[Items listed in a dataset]

= = = = = = =

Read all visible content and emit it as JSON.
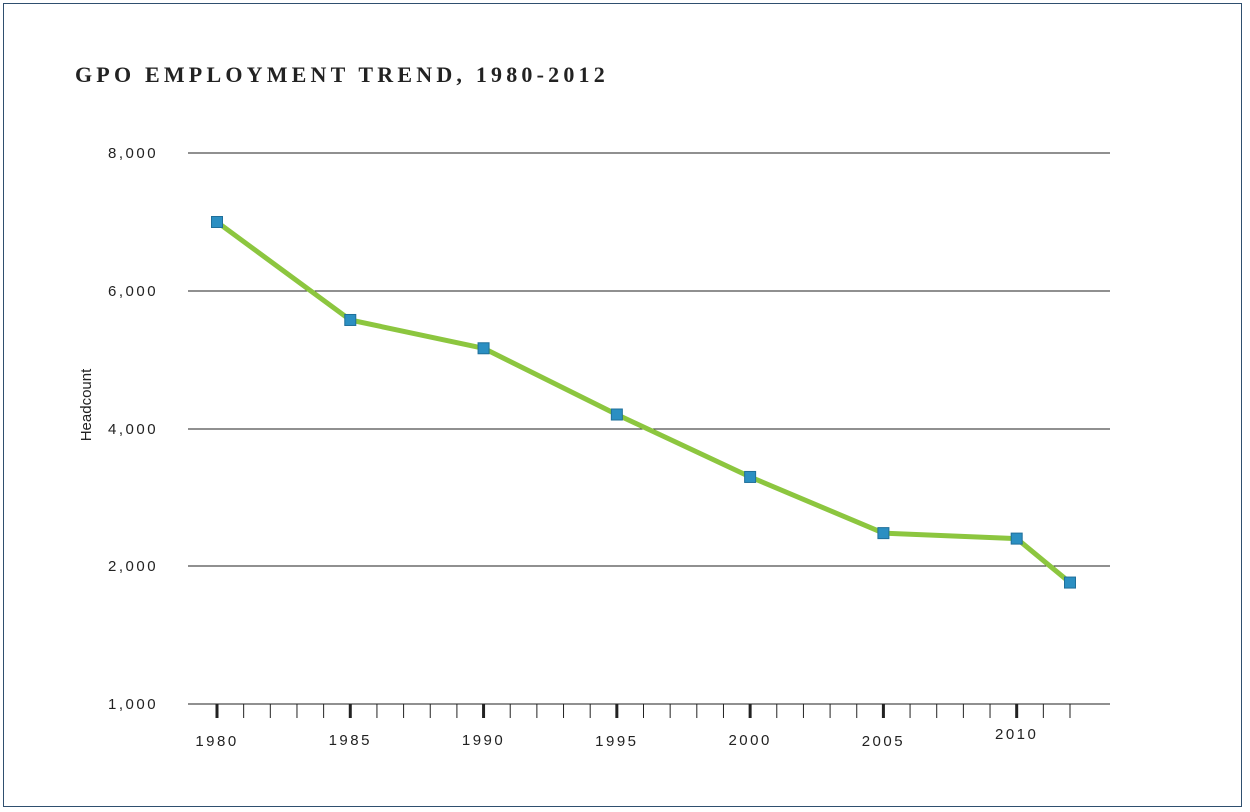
{
  "chart_data": {
    "type": "line",
    "title": "GPO EMPLOYMENT TREND, 1980-2012",
    "xlabel": "",
    "ylabel": "Headcount",
    "x": [
      1980,
      1985,
      1990,
      1995,
      2000,
      2005,
      2010,
      2012
    ],
    "series": [
      {
        "name": "",
        "values": [
          7000,
          5580,
          5170,
          4210,
          3300,
          2480,
          2400,
          1880
        ]
      }
    ],
    "y_ticks": [
      1000,
      2000,
      4000,
      6000,
      8000
    ],
    "y_tick_labels": [
      "1,000",
      "2,000",
      "4,000",
      "6,000",
      "8,000"
    ],
    "x_tick_labels": [
      "1980",
      "1985",
      "1990",
      "1995",
      "2000",
      "2005",
      "2010"
    ],
    "xlim": [
      1979,
      2013
    ],
    "ylim": [
      1000,
      8000
    ],
    "grid": true,
    "legend": "none",
    "colors": {
      "line": "#8cc63f",
      "marker": "#2b8fc2",
      "marker_edge": "#1f6f9a",
      "grid": "#222222",
      "text": "#222222",
      "frame": "#2f4f6f"
    }
  }
}
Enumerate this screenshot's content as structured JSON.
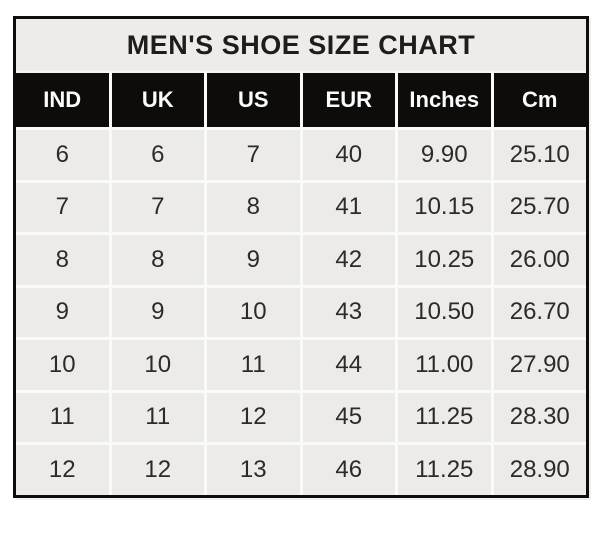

= = = = = = =

YOUR OBJECTIVE: Give every record back exactly as it reads, with no images.

FINISHED TASK:
Read all visible content and emit it as JSON.
{
  "chart_data": {
    "type": "line",
    "title": "GPO EMPLOYMENT TREND, 1980-2012",
    "xlabel": "",
    "ylabel": "Headcount",
    "x": [
      1980,
      1985,
      1990,
      1995,
      2000,
      2005,
      2010,
      2012
    ],
    "series": [
      {
        "name": "",
        "values": [
          7000,
          5580,
          5170,
          4210,
          3300,
          2480,
          2400,
          1880
        ]
      }
    ],
    "y_ticks": [
      1000,
      2000,
      4000,
      6000,
      8000
    ],
    "y_tick_labels": [
      "1,000",
      "2,000",
      "4,000",
      "6,000",
      "8,000"
    ],
    "x_tick_labels": [
      "1980",
      "1985",
      "1990",
      "1995",
      "2000",
      "2005",
      "2010"
    ],
    "xlim": [
      1979,
      2013
    ],
    "ylim": [
      1000,
      8000
    ],
    "grid": true,
    "legend": "none",
    "colors": {
      "line": "#8cc63f",
      "marker": "#2b8fc2",
      "marker_edge": "#1f6f9a",
      "grid": "#222222",
      "text": "#222222",
      "frame": "#2f4f6f"
    }
  }
}
Enumerate this screenshot's content as structured JSON.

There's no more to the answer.